## Фрагмент для чтения
▬▬▬

Начало эпохи

Наука без идеологии «Казалось, перед нами открылись бескрайние горизонты нормального существования»

Закончилась Вторая мировая война. Люди на ней не только убивали друг друга, но и искали продвинутые способы этому как помешать, так и поспособствовать. Эти поиски дали огромный толчок развитию многих научных направлений: в физике, математике, кибернетике и др. Среди прочего военные нужды стимулировали и развитие криптографии.

Молодой американский математик Клод Шеннон[2], будущий создатель теории информации, для обеспечения секретности правительственной связи во время войны разрабатывал криптографические системы, которые использовались при переговорах Черчилля и Рузвельта.

Эти разработки произвели большое впечатление на его старшего коллегу, американского математика Уоррена Уивера. В 1947 году в письме к знаменитому Норберту Винеру23 он – впервые – высказал предположение о возможности перевода с одного языка на другой посредством ЭВМ – электронно-вычислительной машины. Впрочем, Винера это письмо не заинтересовало, высказанную в нем идею он не оценил. Но Уоррен Уивер не сдался. Через два года последовал меморандум Уивера о целях и принципах машинного перевода, озаглавленный просто «Перевод», в котором он выдвинул четыре гипотезы: о значении контекста для снятия многозначности слов, о возможности взгляда на перевод как на проблему формальной логики, о целесообразности приложения методов криптографии к решению задачи перевода и о существовании лингвистических универсалий, лежащих в основе всех человеческих языков.

На этот раз идеи Уивера нашли отклик. В 1951 году работать над задачей создания машинного перевода начали в Массачусетском технологическом институте (Йегошуа Бар-Хиллел4) и в Джорджтаунском университете. Исследовательская группа Джорджтаунского университета получила поддержку компании IBM, и уже 7 января 1954 года в нью-йоркском офисе IBM прошла первая публичная демонстрация машинного перевода с русского на английский. «Девушка, которая не понимает ни слова на языке Советов, набрала русские сообщения на перфокартах. Машинный мозг сделал их английский перевод и выдал его на автоматический принтер с бешеной скоростью – две с половиной строки в секунду», – сообщалось в пресс-релизе компании IBM 5.

▬▬▬

## Записи набора данных
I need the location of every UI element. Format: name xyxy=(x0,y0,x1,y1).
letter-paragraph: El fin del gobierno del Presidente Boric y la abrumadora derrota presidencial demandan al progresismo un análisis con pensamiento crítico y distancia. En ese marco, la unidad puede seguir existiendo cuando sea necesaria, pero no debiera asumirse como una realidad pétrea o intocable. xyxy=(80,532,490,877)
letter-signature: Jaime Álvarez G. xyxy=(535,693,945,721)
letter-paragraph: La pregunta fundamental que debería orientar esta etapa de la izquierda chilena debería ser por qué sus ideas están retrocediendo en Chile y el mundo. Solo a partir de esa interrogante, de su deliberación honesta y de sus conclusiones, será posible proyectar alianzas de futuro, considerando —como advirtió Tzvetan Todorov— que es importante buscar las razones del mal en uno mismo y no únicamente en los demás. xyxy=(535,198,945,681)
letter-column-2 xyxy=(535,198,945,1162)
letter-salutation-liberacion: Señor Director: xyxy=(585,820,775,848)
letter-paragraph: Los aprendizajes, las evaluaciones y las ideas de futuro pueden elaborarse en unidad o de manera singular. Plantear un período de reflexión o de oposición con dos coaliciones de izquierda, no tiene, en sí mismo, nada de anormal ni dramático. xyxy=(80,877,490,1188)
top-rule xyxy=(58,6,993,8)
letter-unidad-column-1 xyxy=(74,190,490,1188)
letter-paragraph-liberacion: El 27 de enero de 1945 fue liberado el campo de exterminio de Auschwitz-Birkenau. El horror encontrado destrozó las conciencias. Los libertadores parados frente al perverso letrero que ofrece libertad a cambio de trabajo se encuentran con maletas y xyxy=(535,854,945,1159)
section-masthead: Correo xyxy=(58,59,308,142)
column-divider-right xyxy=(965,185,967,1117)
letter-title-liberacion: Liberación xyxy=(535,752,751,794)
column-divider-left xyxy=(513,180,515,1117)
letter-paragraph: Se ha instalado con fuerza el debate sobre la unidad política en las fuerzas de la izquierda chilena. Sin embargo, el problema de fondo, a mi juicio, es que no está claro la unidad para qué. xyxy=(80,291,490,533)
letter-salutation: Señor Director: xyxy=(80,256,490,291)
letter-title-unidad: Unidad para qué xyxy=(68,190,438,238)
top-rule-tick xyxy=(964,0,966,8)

▬▬▬

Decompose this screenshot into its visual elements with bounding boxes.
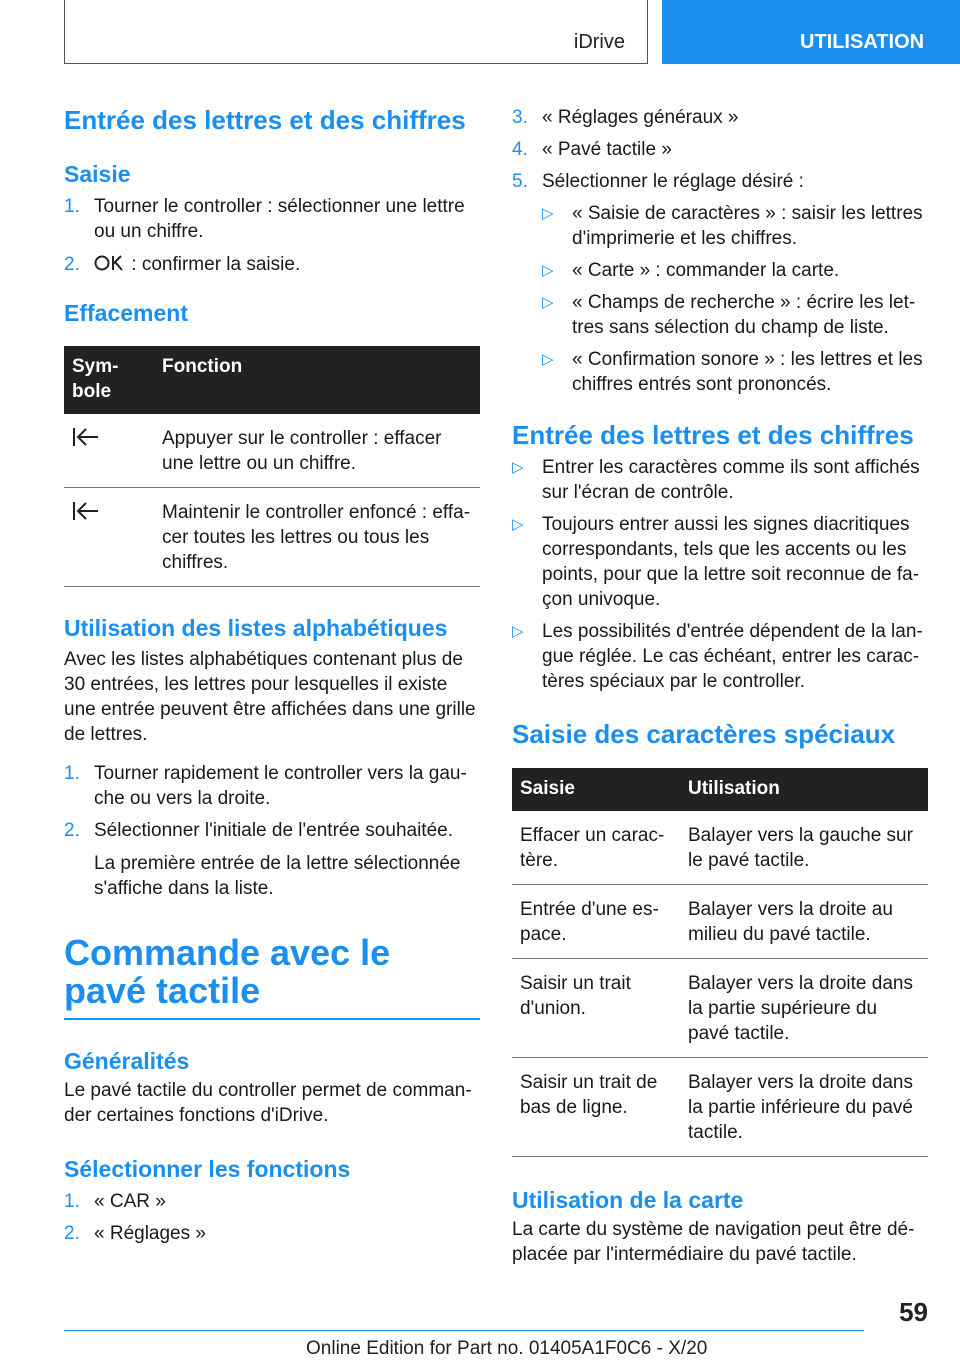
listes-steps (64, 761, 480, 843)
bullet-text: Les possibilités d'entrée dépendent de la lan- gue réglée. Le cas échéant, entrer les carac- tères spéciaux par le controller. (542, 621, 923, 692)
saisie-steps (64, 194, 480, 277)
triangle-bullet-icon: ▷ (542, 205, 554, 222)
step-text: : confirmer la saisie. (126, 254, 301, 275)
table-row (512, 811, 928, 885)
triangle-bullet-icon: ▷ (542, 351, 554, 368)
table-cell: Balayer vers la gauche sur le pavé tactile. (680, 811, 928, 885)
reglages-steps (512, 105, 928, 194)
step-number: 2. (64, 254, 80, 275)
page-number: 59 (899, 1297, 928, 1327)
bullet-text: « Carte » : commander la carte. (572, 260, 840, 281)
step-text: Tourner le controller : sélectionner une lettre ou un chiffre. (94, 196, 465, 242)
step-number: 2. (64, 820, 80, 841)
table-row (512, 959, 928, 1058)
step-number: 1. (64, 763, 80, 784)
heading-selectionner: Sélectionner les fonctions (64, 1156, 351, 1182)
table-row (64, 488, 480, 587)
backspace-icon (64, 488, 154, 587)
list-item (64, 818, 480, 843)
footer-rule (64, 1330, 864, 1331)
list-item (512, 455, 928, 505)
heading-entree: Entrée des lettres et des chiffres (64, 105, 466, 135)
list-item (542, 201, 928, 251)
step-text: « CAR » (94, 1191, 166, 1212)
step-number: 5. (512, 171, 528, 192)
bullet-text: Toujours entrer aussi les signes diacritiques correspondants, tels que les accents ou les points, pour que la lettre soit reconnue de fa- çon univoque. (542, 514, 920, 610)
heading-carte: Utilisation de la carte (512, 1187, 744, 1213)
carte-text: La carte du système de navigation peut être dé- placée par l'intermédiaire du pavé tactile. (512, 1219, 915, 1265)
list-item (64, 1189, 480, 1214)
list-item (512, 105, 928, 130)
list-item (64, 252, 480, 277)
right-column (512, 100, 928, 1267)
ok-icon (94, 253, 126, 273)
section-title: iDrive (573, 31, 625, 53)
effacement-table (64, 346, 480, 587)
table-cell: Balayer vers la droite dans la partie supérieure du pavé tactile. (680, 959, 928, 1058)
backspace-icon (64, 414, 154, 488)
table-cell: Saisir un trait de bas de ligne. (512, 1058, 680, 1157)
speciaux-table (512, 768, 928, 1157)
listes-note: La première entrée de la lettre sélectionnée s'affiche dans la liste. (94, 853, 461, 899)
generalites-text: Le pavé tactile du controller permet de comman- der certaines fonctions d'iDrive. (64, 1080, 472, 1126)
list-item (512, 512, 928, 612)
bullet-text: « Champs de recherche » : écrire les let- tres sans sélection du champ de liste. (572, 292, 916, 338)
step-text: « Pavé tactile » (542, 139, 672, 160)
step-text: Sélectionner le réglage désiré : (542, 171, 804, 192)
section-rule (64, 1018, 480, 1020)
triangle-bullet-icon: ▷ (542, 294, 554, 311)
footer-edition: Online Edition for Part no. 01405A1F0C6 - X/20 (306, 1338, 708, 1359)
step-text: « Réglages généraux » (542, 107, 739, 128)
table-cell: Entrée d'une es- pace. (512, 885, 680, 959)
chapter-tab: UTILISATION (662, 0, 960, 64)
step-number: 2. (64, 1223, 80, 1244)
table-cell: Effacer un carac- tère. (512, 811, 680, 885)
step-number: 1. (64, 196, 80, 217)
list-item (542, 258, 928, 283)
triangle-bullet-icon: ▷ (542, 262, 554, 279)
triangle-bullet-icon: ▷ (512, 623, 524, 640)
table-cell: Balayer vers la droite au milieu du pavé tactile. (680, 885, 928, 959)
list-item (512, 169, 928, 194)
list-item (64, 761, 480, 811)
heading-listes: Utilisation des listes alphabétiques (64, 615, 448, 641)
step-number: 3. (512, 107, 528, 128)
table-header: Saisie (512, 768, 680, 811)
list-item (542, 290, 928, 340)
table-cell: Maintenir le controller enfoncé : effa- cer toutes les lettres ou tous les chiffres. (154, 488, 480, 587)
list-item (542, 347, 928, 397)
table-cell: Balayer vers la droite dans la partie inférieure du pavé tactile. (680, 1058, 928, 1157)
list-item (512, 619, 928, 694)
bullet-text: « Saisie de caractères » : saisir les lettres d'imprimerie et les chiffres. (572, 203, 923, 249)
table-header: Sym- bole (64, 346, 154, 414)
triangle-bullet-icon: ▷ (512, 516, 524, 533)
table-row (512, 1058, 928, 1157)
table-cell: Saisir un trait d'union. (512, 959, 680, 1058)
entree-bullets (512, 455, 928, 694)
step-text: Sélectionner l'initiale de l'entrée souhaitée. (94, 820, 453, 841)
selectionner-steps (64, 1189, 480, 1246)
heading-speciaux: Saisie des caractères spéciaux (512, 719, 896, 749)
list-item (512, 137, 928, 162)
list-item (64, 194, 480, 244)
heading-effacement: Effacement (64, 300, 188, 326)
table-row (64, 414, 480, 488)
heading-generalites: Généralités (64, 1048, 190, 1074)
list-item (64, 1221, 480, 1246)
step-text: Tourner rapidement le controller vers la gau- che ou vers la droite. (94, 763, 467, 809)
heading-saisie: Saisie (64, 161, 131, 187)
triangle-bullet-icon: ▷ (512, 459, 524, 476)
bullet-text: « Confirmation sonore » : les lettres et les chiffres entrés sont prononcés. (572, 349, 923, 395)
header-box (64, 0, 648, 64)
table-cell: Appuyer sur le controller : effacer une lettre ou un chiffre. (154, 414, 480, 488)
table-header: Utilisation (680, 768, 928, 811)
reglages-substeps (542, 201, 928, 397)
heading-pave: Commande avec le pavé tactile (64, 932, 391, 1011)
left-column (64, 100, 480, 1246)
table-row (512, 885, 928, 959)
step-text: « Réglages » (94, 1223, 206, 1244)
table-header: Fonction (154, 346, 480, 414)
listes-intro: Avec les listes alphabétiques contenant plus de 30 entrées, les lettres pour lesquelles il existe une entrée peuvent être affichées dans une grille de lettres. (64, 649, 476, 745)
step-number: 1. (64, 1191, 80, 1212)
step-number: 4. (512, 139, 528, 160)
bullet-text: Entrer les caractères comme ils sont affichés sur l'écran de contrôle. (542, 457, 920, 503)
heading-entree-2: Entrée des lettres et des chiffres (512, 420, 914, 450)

▬▬▬

## Задания
1. Укажите, согласуются ли с фрагментом о начале машинного перевода утверждения (a), (b) и (c). На каждое ответьте «да» или «нет» и дословно приведите решающие слова фрагмента.
(a) Норберт Винер высоко оценил идею Уивера о переводе с помощью ЭВМ.
(b) Первая публичная демонстрация машинного перевода прошла 7 января 1954 года в нью-йоркском офисе IBM.
(c) В меморандуме «Перевод» Уивер выдвинул пять гипотез.
2. Извлеките из записей без изменений строки, начиная со строки, содержащей «listes-steps (64, 761, 480, 843)», и заканчивая строкой, содержащей «260, 840, 281)», включая обе.
Записи никак не связаны с фрагментом.

## Ответы к заданиям
1.
(a) Нет: «Впрочем, Винера это письмо не заинтересовало, высказанную в нем идею он не оценил».
(b) Да: «уже 7 января 1954 года в нью-йоркском офисе IBM прошла первая публичная демонстрация машинного перевода с русского на английский».
(c) Нет: «в котором он выдвинул четыре гипотезы».

2.
listes-steps (64, 761, 480, 843)
bullet-text: Les possibilités d'entrée dépendent de la lan- gue réglée. Le cas échéant, entrer les carac- tères spéciaux par le controller. (542, 621, 923, 692)
saisie-steps (64, 194, 480, 277)
triangle-bullet-icon: ▷ (542, 205, 554, 222)
step-text: : confirmer la saisie. (126, 254, 301, 275)
table-row (512, 811, 928, 885)
triangle-bullet-icon: ▷ (542, 351, 554, 368)
table-cell: Balayer vers la gauche sur le pavé tactile. (680, 811, 928, 885)
reglages-steps (512, 105, 928, 194)
step-number: 2. (64, 254, 80, 275)
page-number: 59 (899, 1297, 928, 1327)
bullet-text: « Carte » : commander la carte. (572, 260, 840, 281)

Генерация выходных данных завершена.